▸ **Description of the task**
Repeat each entry as written and leave the images out of the copy.

▸ **Data provided**
◆ ◆ ◆ ◆ ◆ ◆ ◆

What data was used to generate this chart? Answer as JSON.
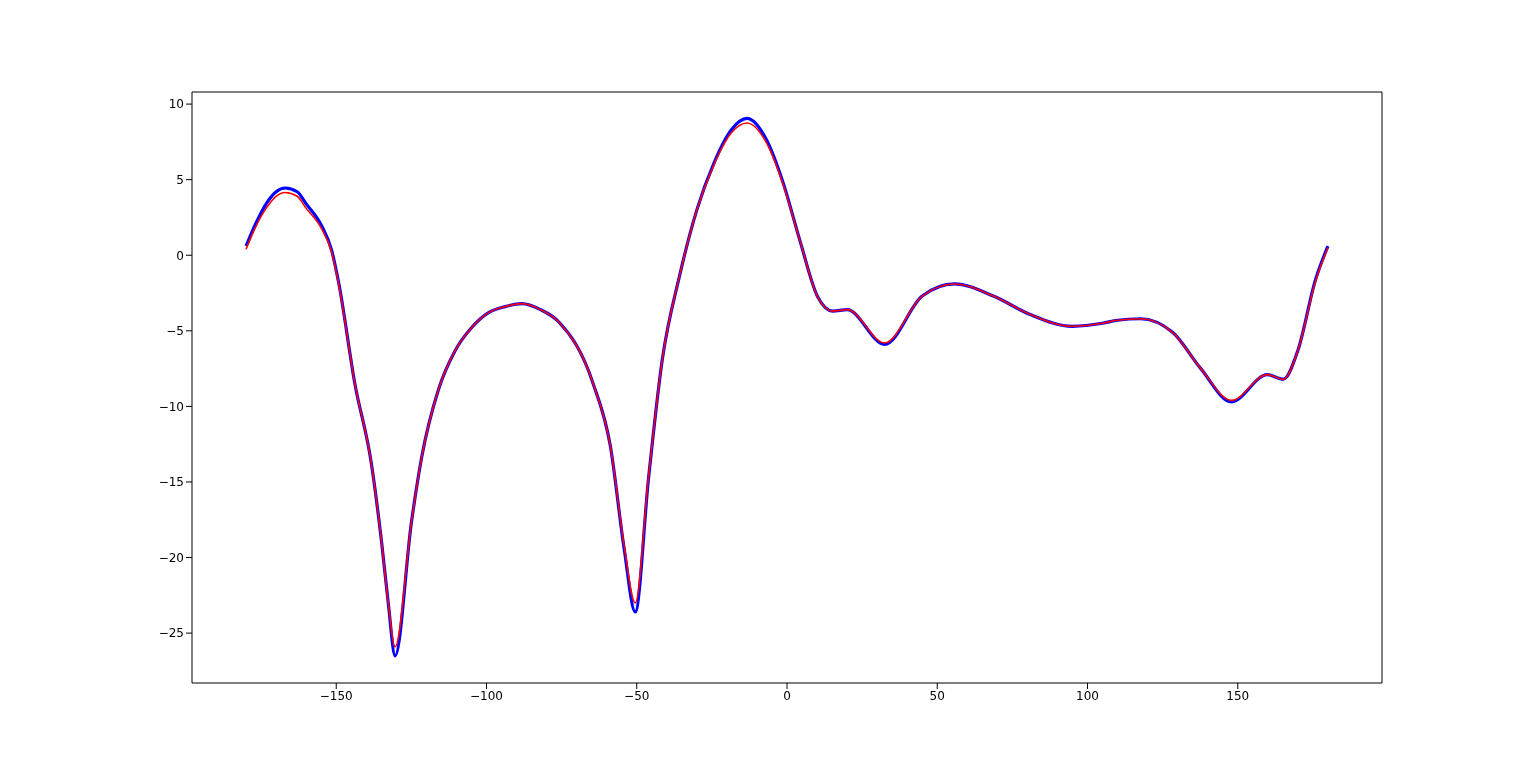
{
  "chart_data": {
    "type": "line",
    "x": [
      -180,
      -177,
      -173,
      -170,
      -167,
      -163,
      -160,
      -155,
      -151.5,
      -149.3,
      -143.8,
      -138.3,
      -134.9,
      -132.7,
      -130.4,
      -125,
      -121.6,
      -116,
      -110.4,
      -105,
      -99.3,
      -93.8,
      -88.3,
      -82,
      -76,
      -64.5,
      -58.8,
      -54.2,
      -50.5,
      -46.1,
      -41.5,
      -35.8,
      -30,
      -24.3,
      -18.5,
      -13.3,
      -7,
      -1.3,
      4.4,
      10.2,
      15.2,
      20,
      32.5,
      45,
      55.7,
      68.7,
      80.7,
      95,
      105,
      110,
      117.6,
      128.3,
      137.7,
      147.9,
      159.8,
      165.2,
      170,
      175.9,
      180
    ],
    "series": [
      {
        "color": "#0000ff",
        "values": [
          0.6,
          2.0,
          3.5,
          4.2,
          4.45,
          4.2,
          3.4,
          2.0,
          0.3,
          -1.7,
          -8.5,
          -13.8,
          -19,
          -23,
          -26.5,
          -17.7,
          -13.4,
          -8.9,
          -6.3,
          -4.8,
          -3.8,
          -3.4,
          -3.2,
          -3.6,
          -4.4,
          -8.5,
          -12.6,
          -19.4,
          -23.6,
          -14.8,
          -6.9,
          -1.4,
          3.0,
          6.1,
          8.3,
          9.05,
          7.7,
          4.8,
          0.9,
          -2.75,
          -3.7,
          -3.6,
          -5.9,
          -2.7,
          -1.9,
          -2.7,
          -3.9,
          -4.7,
          -4.5,
          -4.3,
          -4.2,
          -5.1,
          -7.5,
          -9.7,
          -7.9,
          -8.2,
          -6.3,
          -1.6,
          0.6
        ]
      },
      {
        "color": "#ff0000",
        "values": [
          0.4,
          1.8,
          3.2,
          3.9,
          4.15,
          3.9,
          3.1,
          1.8,
          0.2,
          -1.8,
          -8.5,
          -13.8,
          -19,
          -23,
          -25.9,
          -17.7,
          -13.4,
          -8.9,
          -6.3,
          -4.8,
          -3.8,
          -3.4,
          -3.2,
          -3.6,
          -4.4,
          -8.5,
          -12.6,
          -19.2,
          -23.0,
          -14.7,
          -6.9,
          -1.4,
          3.0,
          6.0,
          8.1,
          8.75,
          7.5,
          4.7,
          0.9,
          -2.75,
          -3.7,
          -3.6,
          -5.8,
          -2.7,
          -1.9,
          -2.7,
          -3.9,
          -4.7,
          -4.5,
          -4.3,
          -4.2,
          -5.1,
          -7.5,
          -9.6,
          -7.9,
          -8.2,
          -6.3,
          -1.7,
          0.5
        ]
      }
    ],
    "xlim": [
      -198,
      198
    ],
    "xticks": [
      -150,
      -100,
      -50,
      0,
      50,
      100,
      150
    ],
    "ylim": [
      -28.3,
      10.8
    ],
    "yticks": [
      -25,
      -20,
      -15,
      -10,
      -5,
      0,
      5,
      10
    ]
  }
}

◆ ◆ ◆ ◆ ◆ ◆ ◆

▸ **Task solution**
What data was used to generate this chart? Answer as JSON.
{
  "chart_data": {
    "type": "line",
    "x": [
      -180,
      -177,
      -173,
      -170,
      -167,
      -163,
      -160,
      -155,
      -151.5,
      -149.3,
      -143.8,
      -138.3,
      -134.9,
      -132.7,
      -130.4,
      -125,
      -121.6,
      -116,
      -110.4,
      -105,
      -99.3,
      -93.8,
      -88.3,
      -82,
      -76,
      -64.5,
      -58.8,
      -54.2,
      -50.5,
      -46.1,
      -41.5,
      -35.8,
      -30,
      -24.3,
      -18.5,
      -13.3,
      -7,
      -1.3,
      4.4,
      10.2,
      15.2,
      20,
      32.5,
      45,
      55.7,
      68.7,
      80.7,
      95,
      105,
      110,
      117.6,
      128.3,
      137.7,
      147.9,
      159.8,
      165.2,
      170,
      175.9,
      180
    ],
    "series": [
      {
        "color": "#0000ff",
        "values": [
          0.6,
          2.0,
          3.5,
          4.2,
          4.45,
          4.2,
          3.4,
          2.0,
          0.3,
          -1.7,
          -8.5,
          -13.8,
          -19,
          -23,
          -26.5,
          -17.7,
          -13.4,
          -8.9,
          -6.3,
          -4.8,
          -3.8,
          -3.4,
          -3.2,
          -3.6,
          -4.4,
          -8.5,
          -12.6,
          -19.4,
          -23.6,
          -14.8,
          -6.9,
          -1.4,
          3.0,
          6.1,
          8.3,
          9.05,
          7.7,
          4.8,
          0.9,
          -2.75,
          -3.7,
          -3.6,
          -5.9,
          -2.7,
          -1.9,
          -2.7,
          -3.9,
          -4.7,
          -4.5,
          -4.3,
          -4.2,
          -5.1,
          -7.5,
          -9.7,
          -7.9,
          -8.2,
          -6.3,
          -1.6,
          0.6
        ]
      },
      {
        "color": "#ff0000",
        "values": [
          0.4,
          1.8,
          3.2,
          3.9,
          4.15,
          3.9,
          3.1,
          1.8,
          0.2,
          -1.8,
          -8.5,
          -13.8,
          -19,
          -23,
          -25.9,
          -17.7,
          -13.4,
          -8.9,
          -6.3,
          -4.8,
          -3.8,
          -3.4,
          -3.2,
          -3.6,
          -4.4,
          -8.5,
          -12.6,
          -19.2,
          -23.0,
          -14.7,
          -6.9,
          -1.4,
          3.0,
          6.0,
          8.1,
          8.75,
          7.5,
          4.7,
          0.9,
          -2.75,
          -3.7,
          -3.6,
          -5.8,
          -2.7,
          -1.9,
          -2.7,
          -3.9,
          -4.7,
          -4.5,
          -4.3,
          -4.2,
          -5.1,
          -7.5,
          -9.6,
          -7.9,
          -8.2,
          -6.3,
          -1.7,
          0.5
        ]
      }
    ],
    "xlim": [
      -198,
      198
    ],
    "xticks": [
      -150,
      -100,
      -50,
      0,
      50,
      100,
      150
    ],
    "ylim": [
      -28.3,
      10.8
    ],
    "yticks": [
      -25,
      -20,
      -15,
      -10,
      -5,
      0,
      5,
      10
    ]
  }
}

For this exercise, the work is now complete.